AIM OF THE TASK: Report how many lines below contain the word "Integration". Give only the number.

Items from a dataset:
________________

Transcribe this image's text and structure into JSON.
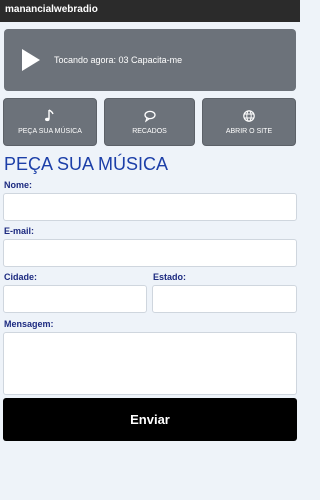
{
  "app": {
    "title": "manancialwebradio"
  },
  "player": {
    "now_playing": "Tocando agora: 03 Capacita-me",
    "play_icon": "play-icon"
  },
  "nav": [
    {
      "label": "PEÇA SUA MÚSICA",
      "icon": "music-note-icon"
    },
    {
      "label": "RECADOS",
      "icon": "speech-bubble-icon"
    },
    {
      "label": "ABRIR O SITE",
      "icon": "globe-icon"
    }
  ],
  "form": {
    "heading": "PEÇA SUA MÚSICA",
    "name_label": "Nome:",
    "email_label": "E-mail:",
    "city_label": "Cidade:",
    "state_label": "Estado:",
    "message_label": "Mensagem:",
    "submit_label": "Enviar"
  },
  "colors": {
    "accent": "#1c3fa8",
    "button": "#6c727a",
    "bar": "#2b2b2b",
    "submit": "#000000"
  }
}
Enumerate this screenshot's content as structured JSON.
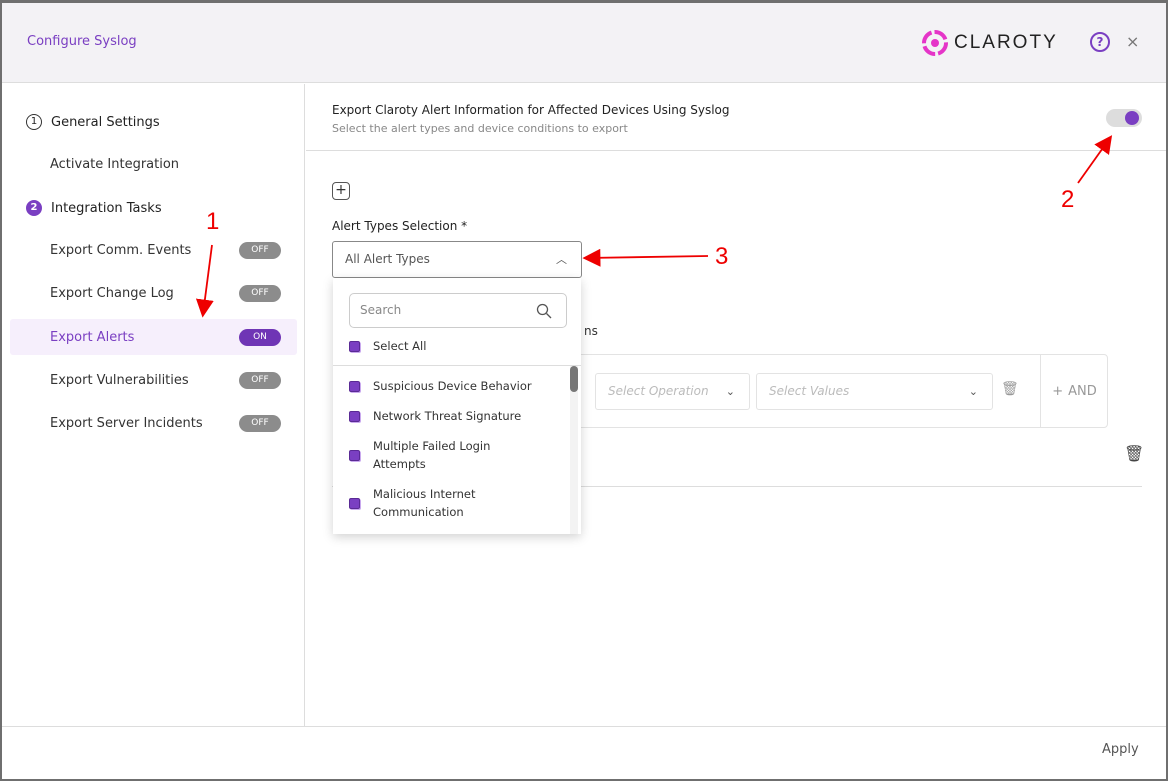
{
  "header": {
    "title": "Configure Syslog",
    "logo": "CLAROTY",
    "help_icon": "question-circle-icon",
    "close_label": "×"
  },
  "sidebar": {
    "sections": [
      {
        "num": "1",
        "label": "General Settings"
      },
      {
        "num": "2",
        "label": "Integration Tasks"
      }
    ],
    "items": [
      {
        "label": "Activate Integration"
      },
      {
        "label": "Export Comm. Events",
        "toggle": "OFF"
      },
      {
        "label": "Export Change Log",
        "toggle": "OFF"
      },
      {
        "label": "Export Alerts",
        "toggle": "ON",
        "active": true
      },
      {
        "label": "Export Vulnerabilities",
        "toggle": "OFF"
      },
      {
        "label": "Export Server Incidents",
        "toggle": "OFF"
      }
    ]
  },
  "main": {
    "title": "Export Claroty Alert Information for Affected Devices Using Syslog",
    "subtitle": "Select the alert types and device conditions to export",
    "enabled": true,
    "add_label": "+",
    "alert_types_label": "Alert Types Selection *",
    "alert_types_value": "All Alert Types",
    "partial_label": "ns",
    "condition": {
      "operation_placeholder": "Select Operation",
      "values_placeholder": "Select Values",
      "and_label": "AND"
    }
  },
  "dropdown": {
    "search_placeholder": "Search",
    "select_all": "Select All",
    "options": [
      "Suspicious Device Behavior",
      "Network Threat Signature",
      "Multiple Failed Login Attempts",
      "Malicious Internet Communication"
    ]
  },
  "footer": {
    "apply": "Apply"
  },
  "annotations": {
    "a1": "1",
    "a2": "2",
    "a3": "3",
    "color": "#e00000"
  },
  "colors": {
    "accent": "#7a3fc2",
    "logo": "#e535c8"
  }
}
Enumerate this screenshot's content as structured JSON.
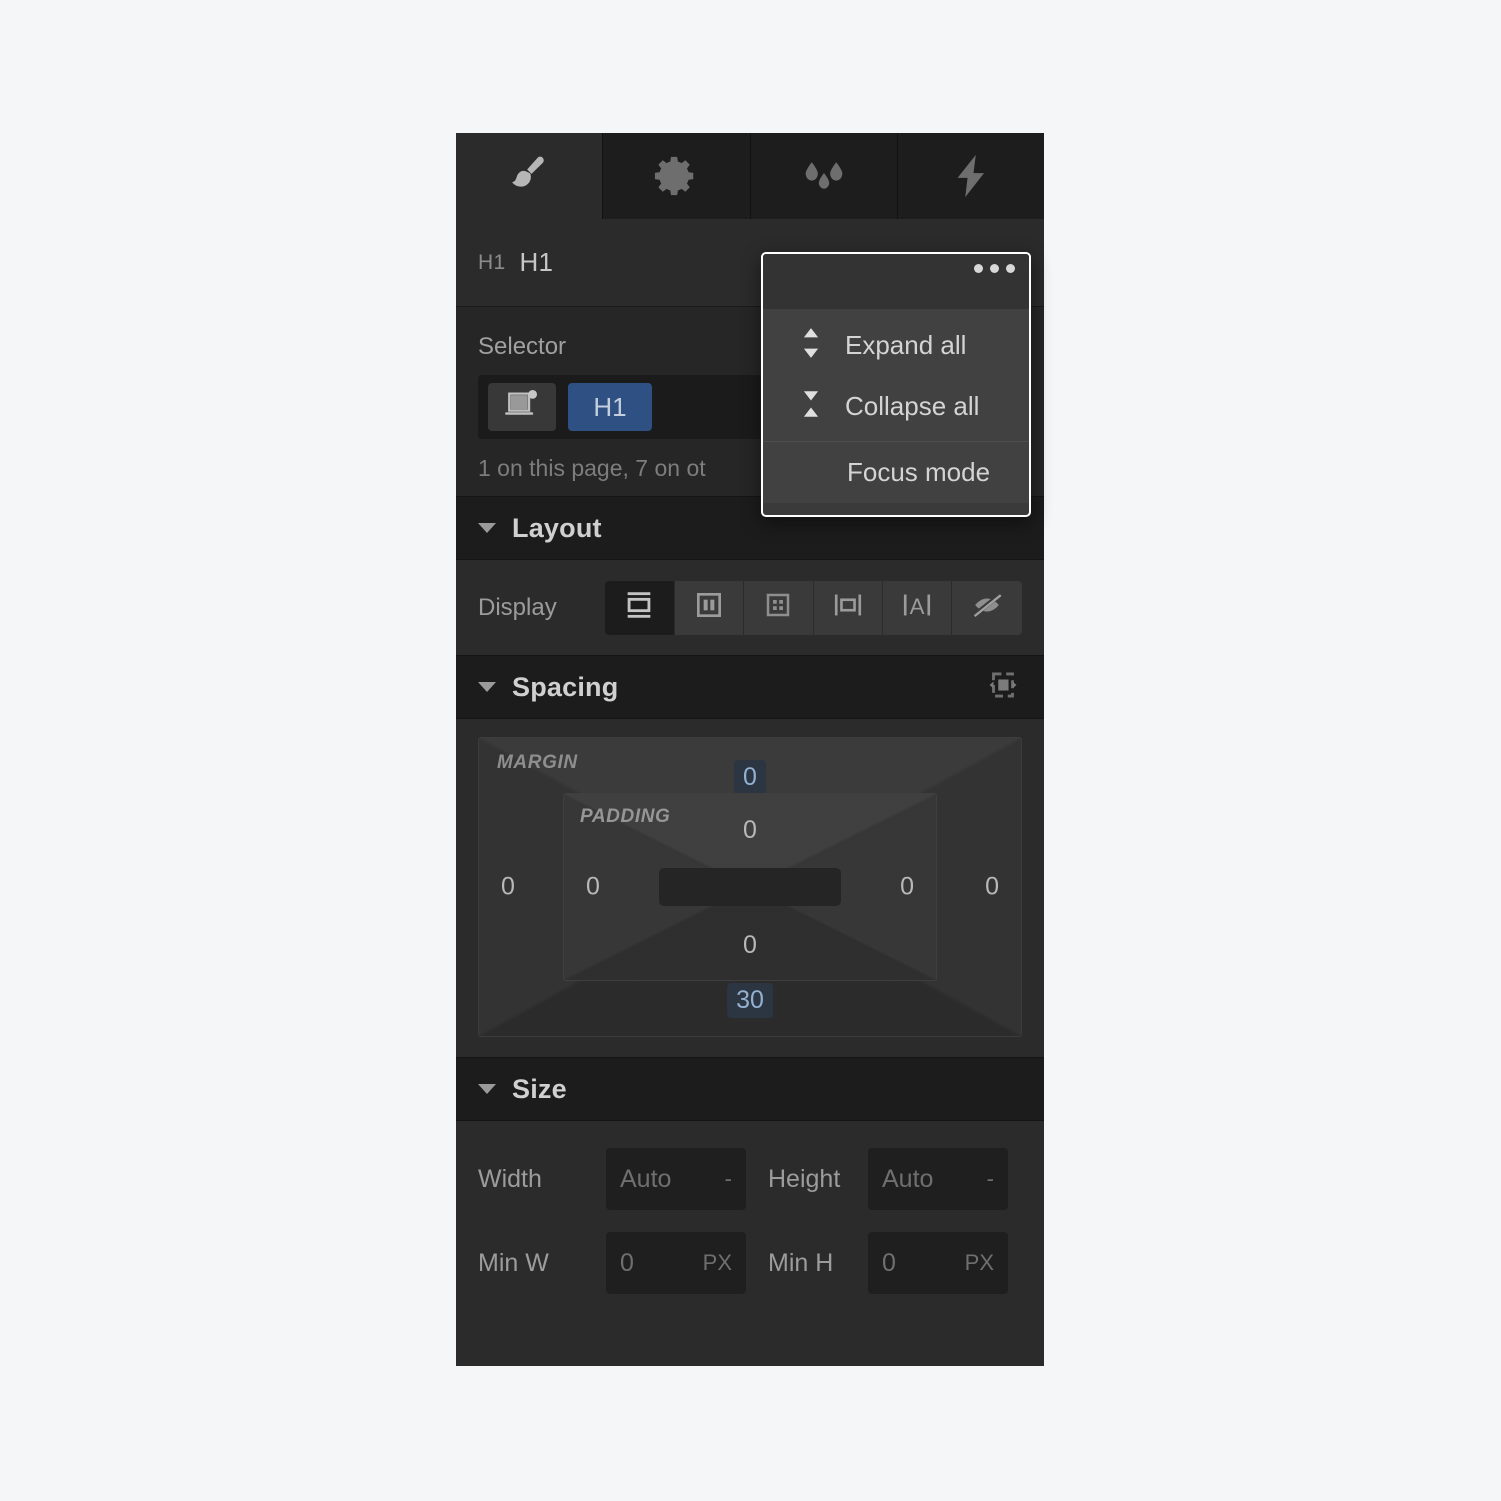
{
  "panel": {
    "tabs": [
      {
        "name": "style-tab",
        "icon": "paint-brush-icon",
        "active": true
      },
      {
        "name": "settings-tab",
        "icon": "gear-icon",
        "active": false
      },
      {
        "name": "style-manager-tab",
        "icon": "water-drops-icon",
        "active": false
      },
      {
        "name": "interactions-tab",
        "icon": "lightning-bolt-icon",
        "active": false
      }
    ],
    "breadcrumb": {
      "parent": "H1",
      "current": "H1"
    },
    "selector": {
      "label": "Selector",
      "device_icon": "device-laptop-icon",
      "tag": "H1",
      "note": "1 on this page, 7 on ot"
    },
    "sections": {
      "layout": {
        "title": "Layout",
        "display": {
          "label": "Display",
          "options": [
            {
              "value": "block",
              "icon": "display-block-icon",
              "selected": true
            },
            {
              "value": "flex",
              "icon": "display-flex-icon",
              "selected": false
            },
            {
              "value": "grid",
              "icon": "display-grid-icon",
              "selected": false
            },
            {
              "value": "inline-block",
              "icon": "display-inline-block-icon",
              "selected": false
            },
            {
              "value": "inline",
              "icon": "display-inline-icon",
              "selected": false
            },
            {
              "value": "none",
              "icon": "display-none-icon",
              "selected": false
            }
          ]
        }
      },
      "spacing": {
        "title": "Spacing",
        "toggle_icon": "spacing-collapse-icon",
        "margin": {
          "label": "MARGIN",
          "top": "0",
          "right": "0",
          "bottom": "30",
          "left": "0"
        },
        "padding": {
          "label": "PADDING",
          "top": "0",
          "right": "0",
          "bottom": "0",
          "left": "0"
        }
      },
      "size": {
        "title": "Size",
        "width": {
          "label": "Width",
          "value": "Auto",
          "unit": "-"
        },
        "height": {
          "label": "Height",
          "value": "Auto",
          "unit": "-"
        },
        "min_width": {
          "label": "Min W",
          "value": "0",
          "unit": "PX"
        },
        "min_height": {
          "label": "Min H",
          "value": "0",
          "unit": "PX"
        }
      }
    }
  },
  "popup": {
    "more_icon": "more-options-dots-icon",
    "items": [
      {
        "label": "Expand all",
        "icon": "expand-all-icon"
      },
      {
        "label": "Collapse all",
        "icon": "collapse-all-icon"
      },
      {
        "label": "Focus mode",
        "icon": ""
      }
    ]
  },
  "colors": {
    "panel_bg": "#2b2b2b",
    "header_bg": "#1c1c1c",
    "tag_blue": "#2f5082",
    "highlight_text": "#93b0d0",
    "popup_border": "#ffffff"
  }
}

________________

EXERCISE ANSWER: 2